Brief — Go through the records and copy each line where the word "label" occurs.

Task data —
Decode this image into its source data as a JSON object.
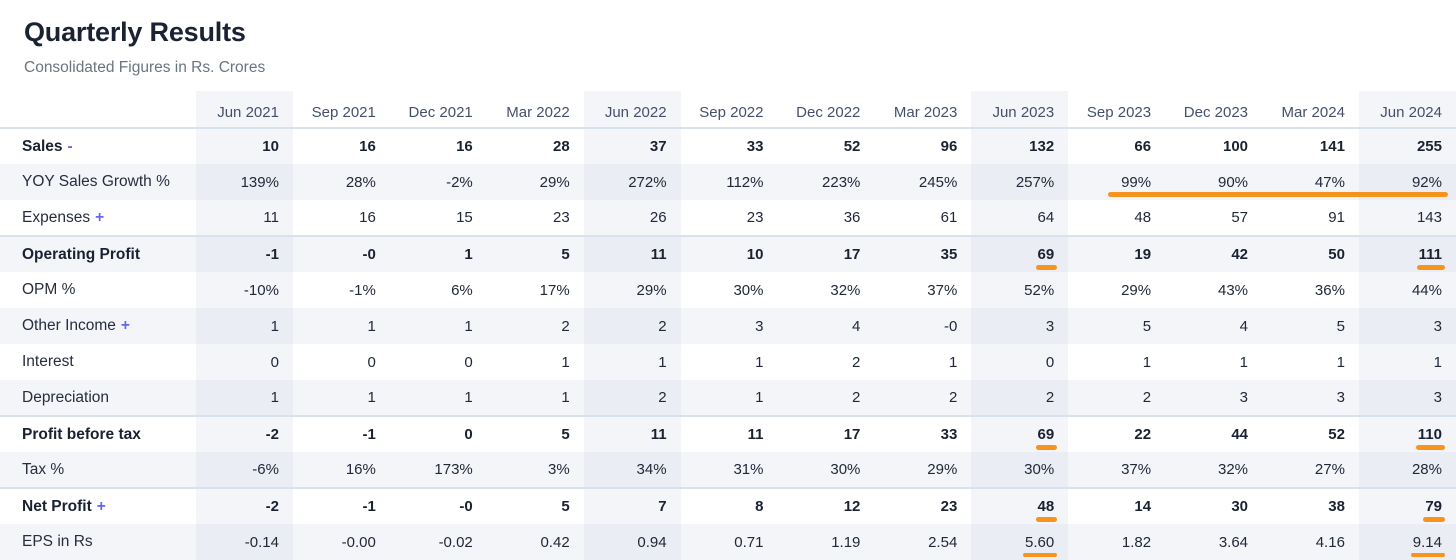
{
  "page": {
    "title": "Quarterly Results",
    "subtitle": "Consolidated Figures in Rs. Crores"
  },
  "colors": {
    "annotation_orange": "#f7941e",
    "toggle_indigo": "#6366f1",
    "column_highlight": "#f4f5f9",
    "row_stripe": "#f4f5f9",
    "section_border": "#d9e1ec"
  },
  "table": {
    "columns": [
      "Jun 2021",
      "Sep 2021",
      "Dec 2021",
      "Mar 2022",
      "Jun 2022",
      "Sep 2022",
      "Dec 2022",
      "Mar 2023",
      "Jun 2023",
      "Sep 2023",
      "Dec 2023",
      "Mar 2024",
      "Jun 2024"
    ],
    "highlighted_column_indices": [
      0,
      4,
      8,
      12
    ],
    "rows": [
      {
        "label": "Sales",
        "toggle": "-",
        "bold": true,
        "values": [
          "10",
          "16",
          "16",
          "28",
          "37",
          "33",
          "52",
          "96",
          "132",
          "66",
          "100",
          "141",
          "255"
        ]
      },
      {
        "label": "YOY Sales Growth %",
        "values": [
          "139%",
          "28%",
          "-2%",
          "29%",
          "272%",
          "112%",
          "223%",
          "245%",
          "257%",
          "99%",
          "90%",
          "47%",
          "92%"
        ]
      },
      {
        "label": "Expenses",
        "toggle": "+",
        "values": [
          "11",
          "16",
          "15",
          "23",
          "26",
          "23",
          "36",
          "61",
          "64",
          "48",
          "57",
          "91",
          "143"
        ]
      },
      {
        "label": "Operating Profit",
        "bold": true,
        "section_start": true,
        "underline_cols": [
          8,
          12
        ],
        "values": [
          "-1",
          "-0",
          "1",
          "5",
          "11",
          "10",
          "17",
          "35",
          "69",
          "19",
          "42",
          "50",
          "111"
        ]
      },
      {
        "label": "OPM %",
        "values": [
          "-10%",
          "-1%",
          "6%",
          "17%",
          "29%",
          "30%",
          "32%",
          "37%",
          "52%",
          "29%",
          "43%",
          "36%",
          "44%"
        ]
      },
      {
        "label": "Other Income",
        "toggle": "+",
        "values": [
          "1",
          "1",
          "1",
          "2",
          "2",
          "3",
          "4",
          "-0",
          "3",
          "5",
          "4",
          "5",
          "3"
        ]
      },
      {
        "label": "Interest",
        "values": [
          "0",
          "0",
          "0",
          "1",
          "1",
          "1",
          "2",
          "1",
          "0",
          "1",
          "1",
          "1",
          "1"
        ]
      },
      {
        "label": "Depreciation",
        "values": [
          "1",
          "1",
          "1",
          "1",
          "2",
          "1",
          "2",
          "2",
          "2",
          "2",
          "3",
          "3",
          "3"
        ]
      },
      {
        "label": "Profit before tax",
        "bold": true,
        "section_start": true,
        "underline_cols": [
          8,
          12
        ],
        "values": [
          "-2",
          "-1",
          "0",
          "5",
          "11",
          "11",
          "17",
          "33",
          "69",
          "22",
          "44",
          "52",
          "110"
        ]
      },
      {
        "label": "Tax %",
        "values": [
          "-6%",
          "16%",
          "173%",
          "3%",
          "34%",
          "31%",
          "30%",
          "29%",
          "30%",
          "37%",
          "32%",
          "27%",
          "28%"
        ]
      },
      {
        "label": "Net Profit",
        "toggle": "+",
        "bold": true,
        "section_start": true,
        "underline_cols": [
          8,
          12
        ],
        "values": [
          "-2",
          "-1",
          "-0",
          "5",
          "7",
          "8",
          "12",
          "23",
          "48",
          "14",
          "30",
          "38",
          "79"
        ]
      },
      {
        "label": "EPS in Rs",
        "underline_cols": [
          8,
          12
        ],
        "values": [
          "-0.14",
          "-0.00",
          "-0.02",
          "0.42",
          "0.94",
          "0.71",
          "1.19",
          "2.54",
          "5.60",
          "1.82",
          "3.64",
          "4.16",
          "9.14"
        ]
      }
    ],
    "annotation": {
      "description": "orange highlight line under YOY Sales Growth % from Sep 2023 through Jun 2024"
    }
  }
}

Solution below —
        "label": "Sales",
        "label": "YOY Sales Growth %",
        "label": "Expenses",
        "label": "Operating Profit",
        "label": "OPM %",
        "label": "Other Income",
        "label": "Interest",
        "label": "Depreciation",
        "label": "Profit before tax",
        "label": "Tax %",
        "label": "Net Profit",
        "label": "EPS in Rs",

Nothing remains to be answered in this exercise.